Work instructions: Find the lines that contain the word "Козлов" and copy each one.

Available data:
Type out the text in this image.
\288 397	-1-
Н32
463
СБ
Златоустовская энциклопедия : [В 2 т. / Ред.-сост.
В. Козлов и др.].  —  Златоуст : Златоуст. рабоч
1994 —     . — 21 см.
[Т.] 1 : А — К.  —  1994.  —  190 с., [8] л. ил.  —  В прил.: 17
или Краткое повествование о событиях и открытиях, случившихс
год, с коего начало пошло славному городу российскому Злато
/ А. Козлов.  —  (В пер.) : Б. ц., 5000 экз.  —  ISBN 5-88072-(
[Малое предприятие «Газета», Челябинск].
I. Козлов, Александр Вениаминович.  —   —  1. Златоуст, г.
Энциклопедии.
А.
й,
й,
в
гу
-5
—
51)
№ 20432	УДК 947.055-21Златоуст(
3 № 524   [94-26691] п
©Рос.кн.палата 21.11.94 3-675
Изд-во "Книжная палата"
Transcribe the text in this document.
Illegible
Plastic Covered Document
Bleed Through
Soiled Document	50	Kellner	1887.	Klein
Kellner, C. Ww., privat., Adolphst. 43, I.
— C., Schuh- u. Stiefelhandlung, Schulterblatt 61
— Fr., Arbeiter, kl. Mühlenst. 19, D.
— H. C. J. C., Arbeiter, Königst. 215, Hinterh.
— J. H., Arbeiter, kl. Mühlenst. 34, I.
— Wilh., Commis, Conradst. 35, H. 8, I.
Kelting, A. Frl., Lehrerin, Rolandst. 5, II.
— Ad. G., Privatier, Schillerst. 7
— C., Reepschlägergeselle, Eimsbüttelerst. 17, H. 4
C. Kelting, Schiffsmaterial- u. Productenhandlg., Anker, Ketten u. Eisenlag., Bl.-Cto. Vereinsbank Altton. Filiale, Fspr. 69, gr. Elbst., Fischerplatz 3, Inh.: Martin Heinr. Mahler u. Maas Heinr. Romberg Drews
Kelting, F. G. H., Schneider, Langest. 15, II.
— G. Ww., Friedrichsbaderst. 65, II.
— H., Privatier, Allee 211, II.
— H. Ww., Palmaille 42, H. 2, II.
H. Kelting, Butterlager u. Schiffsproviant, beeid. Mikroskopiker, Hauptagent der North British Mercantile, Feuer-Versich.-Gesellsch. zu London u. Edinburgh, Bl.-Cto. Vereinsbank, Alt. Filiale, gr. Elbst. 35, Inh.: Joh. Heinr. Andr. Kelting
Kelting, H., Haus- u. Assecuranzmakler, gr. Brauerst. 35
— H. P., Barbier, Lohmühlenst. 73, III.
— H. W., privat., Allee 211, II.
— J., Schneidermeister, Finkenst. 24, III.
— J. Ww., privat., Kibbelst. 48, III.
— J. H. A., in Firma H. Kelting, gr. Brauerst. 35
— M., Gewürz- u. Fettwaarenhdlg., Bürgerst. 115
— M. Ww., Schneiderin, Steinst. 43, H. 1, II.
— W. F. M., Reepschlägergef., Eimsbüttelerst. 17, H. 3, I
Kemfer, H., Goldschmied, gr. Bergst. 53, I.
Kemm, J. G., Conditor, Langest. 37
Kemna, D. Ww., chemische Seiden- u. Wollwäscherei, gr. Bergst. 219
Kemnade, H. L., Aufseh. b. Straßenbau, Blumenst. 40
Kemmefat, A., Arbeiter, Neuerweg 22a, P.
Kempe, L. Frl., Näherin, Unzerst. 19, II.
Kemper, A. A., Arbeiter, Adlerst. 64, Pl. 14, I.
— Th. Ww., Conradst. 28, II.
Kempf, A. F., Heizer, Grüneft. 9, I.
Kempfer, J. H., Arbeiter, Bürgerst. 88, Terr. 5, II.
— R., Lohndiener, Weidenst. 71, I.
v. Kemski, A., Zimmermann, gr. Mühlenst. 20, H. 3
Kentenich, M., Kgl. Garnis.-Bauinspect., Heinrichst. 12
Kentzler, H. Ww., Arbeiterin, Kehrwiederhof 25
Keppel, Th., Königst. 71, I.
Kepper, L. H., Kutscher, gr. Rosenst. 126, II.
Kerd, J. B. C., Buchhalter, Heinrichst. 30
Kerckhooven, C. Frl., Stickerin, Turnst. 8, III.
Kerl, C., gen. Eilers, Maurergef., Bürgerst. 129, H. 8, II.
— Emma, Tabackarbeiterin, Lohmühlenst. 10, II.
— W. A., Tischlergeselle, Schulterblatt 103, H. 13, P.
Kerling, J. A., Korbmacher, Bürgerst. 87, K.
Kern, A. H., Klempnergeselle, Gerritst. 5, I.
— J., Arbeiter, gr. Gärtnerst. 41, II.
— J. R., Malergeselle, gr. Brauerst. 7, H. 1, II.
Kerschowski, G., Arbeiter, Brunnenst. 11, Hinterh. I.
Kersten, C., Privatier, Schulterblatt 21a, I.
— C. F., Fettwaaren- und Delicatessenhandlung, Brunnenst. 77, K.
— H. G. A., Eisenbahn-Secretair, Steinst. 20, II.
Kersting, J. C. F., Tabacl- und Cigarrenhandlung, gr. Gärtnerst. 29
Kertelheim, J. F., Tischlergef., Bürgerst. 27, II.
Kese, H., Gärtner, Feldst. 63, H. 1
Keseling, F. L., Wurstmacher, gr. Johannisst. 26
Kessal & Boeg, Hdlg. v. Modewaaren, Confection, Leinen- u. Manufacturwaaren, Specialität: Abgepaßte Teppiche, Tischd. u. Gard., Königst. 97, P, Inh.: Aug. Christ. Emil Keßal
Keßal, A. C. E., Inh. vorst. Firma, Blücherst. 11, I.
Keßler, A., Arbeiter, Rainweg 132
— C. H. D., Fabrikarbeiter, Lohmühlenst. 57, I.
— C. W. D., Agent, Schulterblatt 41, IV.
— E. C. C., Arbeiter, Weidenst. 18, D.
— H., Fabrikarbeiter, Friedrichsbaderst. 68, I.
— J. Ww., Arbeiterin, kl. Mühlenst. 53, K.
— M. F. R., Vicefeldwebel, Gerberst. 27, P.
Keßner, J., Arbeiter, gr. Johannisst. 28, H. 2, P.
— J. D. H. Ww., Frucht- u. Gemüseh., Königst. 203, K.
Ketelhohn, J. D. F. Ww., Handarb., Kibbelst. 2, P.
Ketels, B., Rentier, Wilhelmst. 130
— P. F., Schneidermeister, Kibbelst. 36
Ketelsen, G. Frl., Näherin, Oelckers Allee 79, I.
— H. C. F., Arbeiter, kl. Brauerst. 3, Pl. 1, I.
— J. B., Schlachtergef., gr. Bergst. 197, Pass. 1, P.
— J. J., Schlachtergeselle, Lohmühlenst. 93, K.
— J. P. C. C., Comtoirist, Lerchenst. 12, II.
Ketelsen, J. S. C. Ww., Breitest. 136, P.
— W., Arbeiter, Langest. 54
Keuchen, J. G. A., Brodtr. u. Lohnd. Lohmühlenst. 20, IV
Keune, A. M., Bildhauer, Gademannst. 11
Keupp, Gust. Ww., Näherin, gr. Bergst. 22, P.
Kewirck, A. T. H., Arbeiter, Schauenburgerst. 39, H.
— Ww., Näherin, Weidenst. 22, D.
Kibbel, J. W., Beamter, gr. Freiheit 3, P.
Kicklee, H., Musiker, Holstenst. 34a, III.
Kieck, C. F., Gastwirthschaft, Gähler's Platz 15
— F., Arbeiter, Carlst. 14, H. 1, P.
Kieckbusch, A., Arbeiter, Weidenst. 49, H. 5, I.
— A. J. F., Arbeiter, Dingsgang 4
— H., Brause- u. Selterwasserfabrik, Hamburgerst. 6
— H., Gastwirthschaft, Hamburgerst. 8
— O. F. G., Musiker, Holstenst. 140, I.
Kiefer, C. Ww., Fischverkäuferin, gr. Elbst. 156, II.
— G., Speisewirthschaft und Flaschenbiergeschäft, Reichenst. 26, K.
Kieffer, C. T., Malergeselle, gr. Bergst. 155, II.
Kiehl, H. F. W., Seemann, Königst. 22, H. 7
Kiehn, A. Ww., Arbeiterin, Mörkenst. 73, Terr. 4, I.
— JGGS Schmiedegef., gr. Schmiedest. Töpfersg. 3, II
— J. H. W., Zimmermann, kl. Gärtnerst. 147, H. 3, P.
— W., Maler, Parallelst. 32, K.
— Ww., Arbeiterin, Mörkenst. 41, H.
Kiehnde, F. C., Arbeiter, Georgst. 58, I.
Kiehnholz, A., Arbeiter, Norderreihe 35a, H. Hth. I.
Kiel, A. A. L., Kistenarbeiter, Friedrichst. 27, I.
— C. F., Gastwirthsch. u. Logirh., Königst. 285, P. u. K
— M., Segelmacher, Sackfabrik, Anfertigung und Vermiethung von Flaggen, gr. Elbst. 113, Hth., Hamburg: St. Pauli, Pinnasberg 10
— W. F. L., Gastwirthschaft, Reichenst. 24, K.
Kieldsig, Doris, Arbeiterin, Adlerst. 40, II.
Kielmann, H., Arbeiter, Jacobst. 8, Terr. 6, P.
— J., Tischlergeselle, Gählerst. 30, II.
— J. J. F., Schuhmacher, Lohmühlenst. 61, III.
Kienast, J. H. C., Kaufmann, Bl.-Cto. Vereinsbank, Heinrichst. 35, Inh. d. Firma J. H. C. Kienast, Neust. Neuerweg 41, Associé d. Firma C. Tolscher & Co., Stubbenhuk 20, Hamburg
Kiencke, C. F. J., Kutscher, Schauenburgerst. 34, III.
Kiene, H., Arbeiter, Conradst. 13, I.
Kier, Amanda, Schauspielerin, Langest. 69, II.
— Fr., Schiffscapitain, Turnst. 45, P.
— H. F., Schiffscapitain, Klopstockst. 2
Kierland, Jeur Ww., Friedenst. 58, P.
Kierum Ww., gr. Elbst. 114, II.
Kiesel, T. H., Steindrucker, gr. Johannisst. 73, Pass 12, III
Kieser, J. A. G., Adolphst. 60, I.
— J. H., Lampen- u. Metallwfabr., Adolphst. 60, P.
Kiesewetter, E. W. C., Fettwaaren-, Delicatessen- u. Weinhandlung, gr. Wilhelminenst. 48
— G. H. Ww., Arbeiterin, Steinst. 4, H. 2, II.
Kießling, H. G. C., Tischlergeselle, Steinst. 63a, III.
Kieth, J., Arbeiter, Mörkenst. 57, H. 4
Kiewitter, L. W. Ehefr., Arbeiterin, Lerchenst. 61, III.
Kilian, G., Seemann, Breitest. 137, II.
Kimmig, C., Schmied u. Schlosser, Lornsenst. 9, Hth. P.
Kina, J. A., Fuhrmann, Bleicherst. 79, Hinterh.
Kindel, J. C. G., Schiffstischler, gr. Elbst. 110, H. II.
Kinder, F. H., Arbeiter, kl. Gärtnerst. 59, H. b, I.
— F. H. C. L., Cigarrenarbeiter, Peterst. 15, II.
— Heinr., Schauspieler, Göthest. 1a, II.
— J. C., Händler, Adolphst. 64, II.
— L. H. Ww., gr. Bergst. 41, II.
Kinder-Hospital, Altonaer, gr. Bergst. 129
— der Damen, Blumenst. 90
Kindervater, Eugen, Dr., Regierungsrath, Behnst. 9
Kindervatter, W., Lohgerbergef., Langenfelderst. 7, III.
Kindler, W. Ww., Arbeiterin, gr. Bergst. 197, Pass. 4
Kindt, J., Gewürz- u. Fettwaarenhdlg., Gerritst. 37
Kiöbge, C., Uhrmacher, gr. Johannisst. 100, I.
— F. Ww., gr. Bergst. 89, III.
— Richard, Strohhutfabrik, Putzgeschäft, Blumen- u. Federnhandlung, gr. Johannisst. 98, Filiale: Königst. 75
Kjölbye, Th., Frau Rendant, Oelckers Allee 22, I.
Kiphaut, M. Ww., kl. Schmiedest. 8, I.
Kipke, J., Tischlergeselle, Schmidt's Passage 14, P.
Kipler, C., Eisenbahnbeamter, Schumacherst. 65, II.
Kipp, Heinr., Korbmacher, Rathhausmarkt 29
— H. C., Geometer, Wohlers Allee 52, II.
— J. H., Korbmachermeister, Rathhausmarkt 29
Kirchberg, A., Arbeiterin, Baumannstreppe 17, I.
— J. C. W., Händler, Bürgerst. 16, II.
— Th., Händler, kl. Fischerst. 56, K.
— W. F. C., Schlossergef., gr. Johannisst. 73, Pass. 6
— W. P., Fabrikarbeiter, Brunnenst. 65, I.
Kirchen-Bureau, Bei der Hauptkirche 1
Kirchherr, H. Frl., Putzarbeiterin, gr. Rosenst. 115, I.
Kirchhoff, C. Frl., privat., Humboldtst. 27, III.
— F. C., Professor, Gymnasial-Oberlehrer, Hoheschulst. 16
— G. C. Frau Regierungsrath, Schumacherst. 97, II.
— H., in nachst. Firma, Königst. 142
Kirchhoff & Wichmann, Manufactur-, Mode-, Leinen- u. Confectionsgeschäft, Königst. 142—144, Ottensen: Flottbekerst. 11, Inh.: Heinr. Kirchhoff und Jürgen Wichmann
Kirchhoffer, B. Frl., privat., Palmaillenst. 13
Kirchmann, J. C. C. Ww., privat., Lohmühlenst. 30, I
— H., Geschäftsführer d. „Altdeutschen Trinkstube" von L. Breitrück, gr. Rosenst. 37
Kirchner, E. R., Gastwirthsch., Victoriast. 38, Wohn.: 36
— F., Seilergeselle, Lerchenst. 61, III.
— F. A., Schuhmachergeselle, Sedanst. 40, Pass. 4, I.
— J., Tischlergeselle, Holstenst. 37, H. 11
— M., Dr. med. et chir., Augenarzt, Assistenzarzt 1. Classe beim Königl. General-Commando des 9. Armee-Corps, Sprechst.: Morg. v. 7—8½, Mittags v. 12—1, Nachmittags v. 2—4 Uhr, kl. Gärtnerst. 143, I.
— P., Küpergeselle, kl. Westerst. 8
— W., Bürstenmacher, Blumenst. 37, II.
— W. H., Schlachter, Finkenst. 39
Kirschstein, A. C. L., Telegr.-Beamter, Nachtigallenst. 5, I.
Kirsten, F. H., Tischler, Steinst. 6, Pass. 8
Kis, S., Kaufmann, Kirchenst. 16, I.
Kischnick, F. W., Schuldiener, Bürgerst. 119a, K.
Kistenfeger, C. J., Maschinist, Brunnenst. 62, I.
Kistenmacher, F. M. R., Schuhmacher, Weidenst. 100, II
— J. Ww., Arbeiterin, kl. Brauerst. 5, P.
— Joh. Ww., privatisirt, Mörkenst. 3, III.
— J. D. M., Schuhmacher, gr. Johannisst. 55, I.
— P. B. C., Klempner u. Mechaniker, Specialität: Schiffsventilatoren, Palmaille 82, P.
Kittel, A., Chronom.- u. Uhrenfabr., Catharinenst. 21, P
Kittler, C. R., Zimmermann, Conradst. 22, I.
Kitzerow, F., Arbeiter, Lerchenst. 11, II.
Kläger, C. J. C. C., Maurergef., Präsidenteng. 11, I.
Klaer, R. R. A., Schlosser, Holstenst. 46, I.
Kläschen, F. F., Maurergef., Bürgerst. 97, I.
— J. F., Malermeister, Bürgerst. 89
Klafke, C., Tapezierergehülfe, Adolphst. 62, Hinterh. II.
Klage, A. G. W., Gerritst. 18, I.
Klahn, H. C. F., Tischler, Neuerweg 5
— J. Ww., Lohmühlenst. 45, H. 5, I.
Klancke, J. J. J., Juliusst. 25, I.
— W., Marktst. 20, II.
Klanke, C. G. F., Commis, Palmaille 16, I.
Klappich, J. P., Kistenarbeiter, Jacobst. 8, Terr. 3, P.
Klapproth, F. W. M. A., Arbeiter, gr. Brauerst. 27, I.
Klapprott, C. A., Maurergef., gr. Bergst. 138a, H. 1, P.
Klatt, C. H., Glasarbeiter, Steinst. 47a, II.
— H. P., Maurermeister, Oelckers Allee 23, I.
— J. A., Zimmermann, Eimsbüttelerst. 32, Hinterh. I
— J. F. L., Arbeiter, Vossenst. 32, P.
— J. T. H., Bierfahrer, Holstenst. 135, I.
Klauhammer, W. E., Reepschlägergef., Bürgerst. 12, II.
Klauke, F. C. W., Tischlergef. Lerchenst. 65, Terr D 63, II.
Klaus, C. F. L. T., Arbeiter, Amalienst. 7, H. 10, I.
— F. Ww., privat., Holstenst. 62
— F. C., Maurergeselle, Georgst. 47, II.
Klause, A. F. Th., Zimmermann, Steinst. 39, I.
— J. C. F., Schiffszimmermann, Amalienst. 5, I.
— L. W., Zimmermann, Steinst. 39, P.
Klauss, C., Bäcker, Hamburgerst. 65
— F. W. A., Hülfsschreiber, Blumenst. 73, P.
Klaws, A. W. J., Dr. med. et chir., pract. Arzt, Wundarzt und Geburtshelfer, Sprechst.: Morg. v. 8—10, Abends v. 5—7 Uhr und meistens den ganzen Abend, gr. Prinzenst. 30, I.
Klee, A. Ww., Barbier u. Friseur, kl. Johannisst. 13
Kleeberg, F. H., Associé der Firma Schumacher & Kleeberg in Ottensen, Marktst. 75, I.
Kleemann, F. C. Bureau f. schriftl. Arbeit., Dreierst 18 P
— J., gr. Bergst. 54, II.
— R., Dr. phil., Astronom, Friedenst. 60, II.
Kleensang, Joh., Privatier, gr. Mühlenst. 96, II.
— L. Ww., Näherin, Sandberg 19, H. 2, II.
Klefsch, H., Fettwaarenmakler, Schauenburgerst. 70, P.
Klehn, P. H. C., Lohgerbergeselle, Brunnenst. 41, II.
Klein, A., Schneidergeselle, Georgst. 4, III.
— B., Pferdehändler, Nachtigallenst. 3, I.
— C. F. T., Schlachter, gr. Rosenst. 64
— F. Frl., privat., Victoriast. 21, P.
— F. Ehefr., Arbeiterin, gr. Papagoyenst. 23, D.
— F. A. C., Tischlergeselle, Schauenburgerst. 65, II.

Answer to this exercise:
В. Козлов и др.].  —  Златоуст : Златоуст. рабоч
/ А. Козлов.  —  (В пер.) : Б. ц., 5000 экз.  —  ISBN 5-88072-(
I. Козлов, Александр Вениаминович.  —   —  1. Златоуст, г.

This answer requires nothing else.